■ ENTRIES SHOWN:
═══

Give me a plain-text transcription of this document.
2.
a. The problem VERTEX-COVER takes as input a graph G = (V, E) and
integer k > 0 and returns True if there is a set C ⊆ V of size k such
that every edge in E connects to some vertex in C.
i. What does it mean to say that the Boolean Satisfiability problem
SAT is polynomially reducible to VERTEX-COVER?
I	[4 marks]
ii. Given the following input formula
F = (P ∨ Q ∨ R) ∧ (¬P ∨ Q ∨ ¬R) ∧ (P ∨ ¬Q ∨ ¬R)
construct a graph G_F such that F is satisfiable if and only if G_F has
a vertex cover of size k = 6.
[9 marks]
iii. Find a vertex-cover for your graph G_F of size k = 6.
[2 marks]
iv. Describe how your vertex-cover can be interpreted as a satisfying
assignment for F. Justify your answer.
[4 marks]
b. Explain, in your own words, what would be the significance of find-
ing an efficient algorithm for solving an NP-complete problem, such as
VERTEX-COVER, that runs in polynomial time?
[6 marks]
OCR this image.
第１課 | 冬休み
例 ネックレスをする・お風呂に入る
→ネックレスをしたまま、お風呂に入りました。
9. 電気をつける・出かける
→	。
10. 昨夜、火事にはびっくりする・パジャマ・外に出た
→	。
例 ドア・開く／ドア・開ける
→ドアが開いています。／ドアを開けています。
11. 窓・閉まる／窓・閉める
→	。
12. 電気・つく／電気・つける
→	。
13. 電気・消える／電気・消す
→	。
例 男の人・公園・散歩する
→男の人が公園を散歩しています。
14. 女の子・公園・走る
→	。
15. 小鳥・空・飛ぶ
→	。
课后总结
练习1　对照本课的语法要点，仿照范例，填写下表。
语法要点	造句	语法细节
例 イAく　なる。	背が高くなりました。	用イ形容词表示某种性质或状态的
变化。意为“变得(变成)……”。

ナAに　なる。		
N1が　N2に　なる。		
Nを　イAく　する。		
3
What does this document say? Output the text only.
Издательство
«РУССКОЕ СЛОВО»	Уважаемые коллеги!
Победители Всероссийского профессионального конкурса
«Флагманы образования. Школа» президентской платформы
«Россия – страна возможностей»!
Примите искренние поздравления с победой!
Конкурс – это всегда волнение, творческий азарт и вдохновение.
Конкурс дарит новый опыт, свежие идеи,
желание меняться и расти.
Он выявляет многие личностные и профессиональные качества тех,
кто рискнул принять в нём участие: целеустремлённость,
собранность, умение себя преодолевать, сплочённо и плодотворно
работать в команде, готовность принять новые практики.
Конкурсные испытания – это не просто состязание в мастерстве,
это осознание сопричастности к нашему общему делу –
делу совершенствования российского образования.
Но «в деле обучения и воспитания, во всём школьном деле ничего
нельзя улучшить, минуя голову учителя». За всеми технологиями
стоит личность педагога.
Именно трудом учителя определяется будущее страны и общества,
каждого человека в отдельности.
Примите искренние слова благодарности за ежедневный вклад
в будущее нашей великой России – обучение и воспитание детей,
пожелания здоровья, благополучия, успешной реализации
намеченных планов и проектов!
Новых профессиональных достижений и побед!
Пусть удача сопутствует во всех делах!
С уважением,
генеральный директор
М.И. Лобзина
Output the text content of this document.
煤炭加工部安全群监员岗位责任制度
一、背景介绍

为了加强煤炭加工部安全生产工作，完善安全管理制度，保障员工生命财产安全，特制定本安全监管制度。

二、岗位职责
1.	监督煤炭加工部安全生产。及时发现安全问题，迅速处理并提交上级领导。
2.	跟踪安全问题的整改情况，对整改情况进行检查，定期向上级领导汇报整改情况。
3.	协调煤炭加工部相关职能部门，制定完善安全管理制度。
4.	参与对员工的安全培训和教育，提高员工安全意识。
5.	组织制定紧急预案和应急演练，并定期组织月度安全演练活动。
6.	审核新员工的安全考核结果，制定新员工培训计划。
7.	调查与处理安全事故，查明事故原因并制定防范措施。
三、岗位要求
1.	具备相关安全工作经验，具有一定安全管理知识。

═══

■ THE PROBLEM:
Repeat the data in its entirety, character for character.

■ ANSWER TO THIS EXERCISE:
Give me a plain-text transcription of this document.
2.
a. The problem VERTEX-COVER takes as input a graph G = (V, E) and
integer k > 0 and returns True if there is a set C ⊆ V of size k such
that every edge in E connects to some vertex in C.
i. What does it mean to say that the Boolean Satisfiability problem
SAT is polynomially reducible to VERTEX-COVER?
I	[4 marks]
ii. Given the following input formula
F = (P ∨ Q ∨ R) ∧ (¬P ∨ Q ∨ ¬R) ∧ (P ∨ ¬Q ∨ ¬R)
construct a graph G_F such that F is satisfiable if and only if G_F has
a vertex cover of size k = 6.
[9 marks]
iii. Find a vertex-cover for your graph G_F of size k = 6.
[2 marks]
iv. Describe how your vertex-cover can be interpreted as a satisfying
assignment for F. Justify your answer.
[4 marks]
b. Explain, in your own words, what would be the significance of find-
ing an efficient algorithm for solving an NP-complete problem, such as
VERTEX-COVER, that runs in polynomial time?
[6 marks]
OCR this image.
第１課 | 冬休み
例 ネックレスをする・お風呂に入る
→ネックレスをしたまま、お風呂に入りました。
9. 電気をつける・出かける
→	。
10. 昨夜、火事にはびっくりする・パジャマ・外に出た
→	。
例 ドア・開く／ドア・開ける
→ドアが開いています。／ドアを開けています。
11. 窓・閉まる／窓・閉める
→	。
12. 電気・つく／電気・つける
→	。
13. 電気・消える／電気・消す
→	。
例 男の人・公園・散歩する
→男の人が公園を散歩しています。
14. 女の子・公園・走る
→	。
15. 小鳥・空・飛ぶ
→	。
课后总结
练习1　对照本课的语法要点，仿照范例，填写下表。
语法要点	造句	语法细节
例 イAく　なる。	背が高くなりました。	用イ形容词表示某种性质或状态的
变化。意为“变得(变成)……”。

ナAに　なる。		
N1が　N2に　なる。		
Nを　イAく　する。		
3
What does this document say? Output the text only.
Издательство
«РУССКОЕ СЛОВО»	Уважаемые коллеги!
Победители Всероссийского профессионального конкурса
«Флагманы образования. Школа» президентской платформы
«Россия – страна возможностей»!
Примите искренние поздравления с победой!
Конкурс – это всегда волнение, творческий азарт и вдохновение.
Конкурс дарит новый опыт, свежие идеи,
желание меняться и расти.
Он выявляет многие личностные и профессиональные качества тех,
кто рискнул принять в нём участие: целеустремлённость,
собранность, умение себя преодолевать, сплочённо и плодотворно
работать в команде, готовность принять новые практики.
Конкурсные испытания – это не просто состязание в мастерстве,
это осознание сопричастности к нашему общему делу –
делу совершенствования российского образования.
Но «в деле обучения и воспитания, во всём школьном деле ничего
нельзя улучшить, минуя голову учителя». За всеми технологиями
стоит личность педагога.
Именно трудом учителя определяется будущее страны и общества,
каждого человека в отдельности.
Примите искренние слова благодарности за ежедневный вклад
в будущее нашей великой России – обучение и воспитание детей,
пожелания здоровья, благополучия, успешной реализации
намеченных планов и проектов!
Новых профессиональных достижений и побед!
Пусть удача сопутствует во всех делах!
С уважением,
генеральный директор
М.И. Лобзина
Output the text content of this document.
煤炭加工部安全群监员岗位责任制度
一、背景介绍

为了加强煤炭加工部安全生产工作，完善安全管理制度，保障员工生命财产安全，特制定本安全监管制度。

二、岗位职责
1.	监督煤炭加工部安全生产。及时发现安全问题，迅速处理并提交上级领导。
2.	跟踪安全问题的整改情况，对整改情况进行检查，定期向上级领导汇报整改情况。
3.	协调煤炭加工部相关职能部门，制定完善安全管理制度。
4.	参与对员工的安全培训和教育，提高员工安全意识。
5.	组织制定紧急预案和应急演练，并定期组织月度安全演练活动。
6.	审核新员工的安全考核结果，制定新员工培训计划。
7.	调查与处理安全事故，查明事故原因并制定防范措施。
三、岗位要求
1.	具备相关安全工作经验，具有一定安全管理知识。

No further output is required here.